Tugas Anda –
1/ Menurut kutipan tentang kakak dan adik-adik tiri, keputusan ayah apa yang sejak awal tidak disukai sang kakak?
2/ Tulis ulang bagian kutipan tentang kakak dan adik-adik tiri yang dibuka dengan kata-kata berisi "Ia tidak mampu" dan ditutup dengan "hatinya agar luluh.". Ganti "tindakan nyata" dengan "perbuatan sehari-hari".
::: Kutipan Terpilih :::
Adalah seorang kakak yang sulit menerima keberadaan adik-adik tirinya.
Sejak awal, ia tidak suka dengan keputusan ayahnya yang berpoligami.
Terhadap ayah, ia masih bisa menerima, memberikan perhatian, dan menjaga relasi baik.
Namun terhadap keluarga baru ayah, atau ibu dan adik-adik tiri, ia sekedar merespon santun, namun enggan berinisiatif untuk membina keakraban dengan mereka.
Ia tahu, agama mengajarkannya untuk mengasihi sesama, atau bahkan musuh sekalipun seperti ia mengasihi diri sendiri.
Namun pada praktiknya, ia merasa kesulitan.
Ia tidak mampu menerjemahkan ajaran tersebut ke dalam tindakan nyata khususnya kepada keluarga tiri ayah.
Lebih tepatnya: ia tidak mau, titik.
Hatinya sekeras batu.
Meski ajaran kasih setia menetesi batu hatinya agar luluh.
Ia lalu berdoa dan bertanya kepada Tuhan.
Ia jujur mengakui hatinya yang bulat-bulat tidak mau mengasihi mereka sekarang.
::: Daftar Entri :::
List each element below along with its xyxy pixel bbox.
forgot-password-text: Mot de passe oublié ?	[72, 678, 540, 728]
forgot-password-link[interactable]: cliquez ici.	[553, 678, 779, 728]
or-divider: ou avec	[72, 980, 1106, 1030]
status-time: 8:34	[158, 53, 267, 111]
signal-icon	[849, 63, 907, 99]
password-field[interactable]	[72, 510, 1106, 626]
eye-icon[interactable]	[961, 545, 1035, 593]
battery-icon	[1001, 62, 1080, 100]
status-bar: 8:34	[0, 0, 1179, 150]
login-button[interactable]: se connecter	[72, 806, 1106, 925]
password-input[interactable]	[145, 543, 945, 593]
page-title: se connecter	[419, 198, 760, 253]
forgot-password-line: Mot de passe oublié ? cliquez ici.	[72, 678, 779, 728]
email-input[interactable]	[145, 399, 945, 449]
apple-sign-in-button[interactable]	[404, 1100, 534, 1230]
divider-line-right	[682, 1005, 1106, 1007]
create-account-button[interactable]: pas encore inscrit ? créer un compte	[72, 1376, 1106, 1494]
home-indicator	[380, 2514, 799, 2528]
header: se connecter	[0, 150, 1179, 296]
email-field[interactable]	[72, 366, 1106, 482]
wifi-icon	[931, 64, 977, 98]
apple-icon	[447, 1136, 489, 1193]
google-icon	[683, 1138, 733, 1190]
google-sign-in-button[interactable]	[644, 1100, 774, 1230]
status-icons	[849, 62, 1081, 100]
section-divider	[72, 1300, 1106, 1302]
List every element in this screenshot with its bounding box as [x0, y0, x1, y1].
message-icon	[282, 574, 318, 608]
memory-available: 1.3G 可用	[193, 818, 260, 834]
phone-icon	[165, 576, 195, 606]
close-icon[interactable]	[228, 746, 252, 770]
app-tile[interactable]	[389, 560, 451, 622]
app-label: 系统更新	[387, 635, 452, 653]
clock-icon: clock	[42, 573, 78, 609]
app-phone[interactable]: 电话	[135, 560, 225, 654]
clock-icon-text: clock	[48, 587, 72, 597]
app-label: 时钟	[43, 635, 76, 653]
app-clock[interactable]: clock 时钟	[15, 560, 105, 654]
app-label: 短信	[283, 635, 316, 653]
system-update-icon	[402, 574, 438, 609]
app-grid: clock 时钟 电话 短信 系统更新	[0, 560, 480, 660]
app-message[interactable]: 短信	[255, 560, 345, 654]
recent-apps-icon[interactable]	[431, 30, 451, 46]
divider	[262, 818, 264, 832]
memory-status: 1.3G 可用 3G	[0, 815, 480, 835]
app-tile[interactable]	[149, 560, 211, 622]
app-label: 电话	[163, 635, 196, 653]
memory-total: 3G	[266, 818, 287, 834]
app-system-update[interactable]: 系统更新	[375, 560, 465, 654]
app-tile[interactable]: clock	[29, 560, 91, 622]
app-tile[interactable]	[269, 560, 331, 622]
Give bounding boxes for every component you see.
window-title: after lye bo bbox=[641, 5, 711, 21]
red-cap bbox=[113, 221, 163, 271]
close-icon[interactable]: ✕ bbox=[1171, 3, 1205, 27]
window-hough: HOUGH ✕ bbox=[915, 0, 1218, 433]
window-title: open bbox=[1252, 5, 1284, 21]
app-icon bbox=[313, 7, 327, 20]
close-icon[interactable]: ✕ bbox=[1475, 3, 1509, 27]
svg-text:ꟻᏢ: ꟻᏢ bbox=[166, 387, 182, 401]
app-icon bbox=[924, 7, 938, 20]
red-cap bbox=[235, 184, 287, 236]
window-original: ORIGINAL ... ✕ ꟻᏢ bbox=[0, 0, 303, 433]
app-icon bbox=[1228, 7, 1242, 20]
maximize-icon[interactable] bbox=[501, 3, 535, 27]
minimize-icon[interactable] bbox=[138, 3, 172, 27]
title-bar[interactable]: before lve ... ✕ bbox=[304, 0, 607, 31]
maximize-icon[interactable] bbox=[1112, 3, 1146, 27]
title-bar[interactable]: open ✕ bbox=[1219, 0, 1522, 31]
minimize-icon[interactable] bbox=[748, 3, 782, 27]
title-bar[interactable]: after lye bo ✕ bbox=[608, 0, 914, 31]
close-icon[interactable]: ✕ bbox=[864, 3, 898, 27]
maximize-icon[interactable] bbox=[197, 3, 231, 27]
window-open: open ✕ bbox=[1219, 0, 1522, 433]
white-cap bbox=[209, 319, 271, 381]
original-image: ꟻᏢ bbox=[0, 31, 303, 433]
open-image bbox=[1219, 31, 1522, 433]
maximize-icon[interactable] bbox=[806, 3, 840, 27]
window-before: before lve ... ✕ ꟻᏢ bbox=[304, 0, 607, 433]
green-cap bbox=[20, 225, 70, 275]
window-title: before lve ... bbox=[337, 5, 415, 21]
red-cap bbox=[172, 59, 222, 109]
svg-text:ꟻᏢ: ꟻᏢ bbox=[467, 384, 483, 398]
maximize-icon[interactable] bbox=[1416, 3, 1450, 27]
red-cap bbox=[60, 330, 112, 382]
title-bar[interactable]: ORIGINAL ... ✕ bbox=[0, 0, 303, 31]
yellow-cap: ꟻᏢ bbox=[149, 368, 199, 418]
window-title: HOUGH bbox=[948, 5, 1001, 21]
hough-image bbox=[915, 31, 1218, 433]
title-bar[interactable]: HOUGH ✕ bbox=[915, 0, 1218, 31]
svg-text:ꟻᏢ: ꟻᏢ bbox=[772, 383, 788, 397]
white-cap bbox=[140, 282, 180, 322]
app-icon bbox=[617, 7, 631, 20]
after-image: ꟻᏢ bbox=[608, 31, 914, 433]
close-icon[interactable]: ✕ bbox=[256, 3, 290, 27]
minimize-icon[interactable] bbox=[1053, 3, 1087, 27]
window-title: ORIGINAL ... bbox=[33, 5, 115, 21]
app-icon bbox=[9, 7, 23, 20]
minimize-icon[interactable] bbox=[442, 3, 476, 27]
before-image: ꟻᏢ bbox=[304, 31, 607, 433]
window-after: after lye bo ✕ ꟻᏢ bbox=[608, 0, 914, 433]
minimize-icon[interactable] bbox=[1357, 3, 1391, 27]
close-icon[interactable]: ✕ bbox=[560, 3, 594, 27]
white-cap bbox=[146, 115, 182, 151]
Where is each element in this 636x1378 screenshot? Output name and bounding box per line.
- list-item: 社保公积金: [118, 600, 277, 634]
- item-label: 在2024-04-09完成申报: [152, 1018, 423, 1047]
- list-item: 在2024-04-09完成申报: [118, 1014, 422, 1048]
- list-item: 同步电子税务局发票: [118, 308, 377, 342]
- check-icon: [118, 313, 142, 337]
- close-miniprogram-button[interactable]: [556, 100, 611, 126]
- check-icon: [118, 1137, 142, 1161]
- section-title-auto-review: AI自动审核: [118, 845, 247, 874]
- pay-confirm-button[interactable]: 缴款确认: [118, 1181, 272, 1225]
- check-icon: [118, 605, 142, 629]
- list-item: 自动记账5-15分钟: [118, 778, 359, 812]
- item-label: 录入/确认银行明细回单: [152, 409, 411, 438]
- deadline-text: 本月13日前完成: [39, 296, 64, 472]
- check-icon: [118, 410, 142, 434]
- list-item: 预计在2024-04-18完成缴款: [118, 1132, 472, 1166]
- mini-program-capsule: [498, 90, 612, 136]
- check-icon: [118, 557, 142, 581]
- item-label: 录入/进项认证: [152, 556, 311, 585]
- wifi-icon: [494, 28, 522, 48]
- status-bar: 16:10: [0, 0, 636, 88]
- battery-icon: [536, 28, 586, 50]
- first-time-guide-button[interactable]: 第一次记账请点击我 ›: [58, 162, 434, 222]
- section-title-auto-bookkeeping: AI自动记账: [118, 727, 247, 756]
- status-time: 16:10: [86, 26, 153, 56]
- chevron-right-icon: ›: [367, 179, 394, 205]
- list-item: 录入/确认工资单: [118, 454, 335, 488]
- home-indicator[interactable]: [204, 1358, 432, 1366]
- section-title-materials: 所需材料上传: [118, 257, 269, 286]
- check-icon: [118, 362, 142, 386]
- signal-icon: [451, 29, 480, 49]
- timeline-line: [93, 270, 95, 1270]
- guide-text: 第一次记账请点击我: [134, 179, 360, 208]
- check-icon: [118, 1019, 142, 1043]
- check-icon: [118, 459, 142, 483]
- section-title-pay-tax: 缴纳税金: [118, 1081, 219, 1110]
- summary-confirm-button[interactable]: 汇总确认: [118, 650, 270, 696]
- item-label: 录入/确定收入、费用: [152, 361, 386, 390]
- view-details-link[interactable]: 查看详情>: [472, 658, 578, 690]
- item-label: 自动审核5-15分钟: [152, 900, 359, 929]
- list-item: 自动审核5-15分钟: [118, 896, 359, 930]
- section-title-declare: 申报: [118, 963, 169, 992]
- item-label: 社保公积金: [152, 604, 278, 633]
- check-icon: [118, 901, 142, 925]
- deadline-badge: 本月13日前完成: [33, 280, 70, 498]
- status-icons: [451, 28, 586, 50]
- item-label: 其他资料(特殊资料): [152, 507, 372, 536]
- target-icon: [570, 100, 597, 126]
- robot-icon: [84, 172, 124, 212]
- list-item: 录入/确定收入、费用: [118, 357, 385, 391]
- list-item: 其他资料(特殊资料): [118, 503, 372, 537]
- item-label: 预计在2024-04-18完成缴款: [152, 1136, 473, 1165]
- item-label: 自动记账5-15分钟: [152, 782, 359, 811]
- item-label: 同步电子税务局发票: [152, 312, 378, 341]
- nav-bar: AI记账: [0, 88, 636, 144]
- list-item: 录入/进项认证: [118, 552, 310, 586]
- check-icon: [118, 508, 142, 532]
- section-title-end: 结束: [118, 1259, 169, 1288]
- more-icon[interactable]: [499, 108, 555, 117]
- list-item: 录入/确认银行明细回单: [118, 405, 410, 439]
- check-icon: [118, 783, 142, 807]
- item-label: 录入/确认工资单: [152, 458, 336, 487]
:::
Jawaban Tugas –
1/ Keputusan ayahnya untuk berpoligami.

2/
Ia tidak mampu menerjemahkan ajaran tersebut ke dalam perbuatan sehari-hari khususnya kepada keluarga tiri ayah.
Lebih tepatnya: ia tidak mau, titik.
Hatinya sekeras batu.
Meski ajaran kasih setia menetesi batu hatinya agar luluh.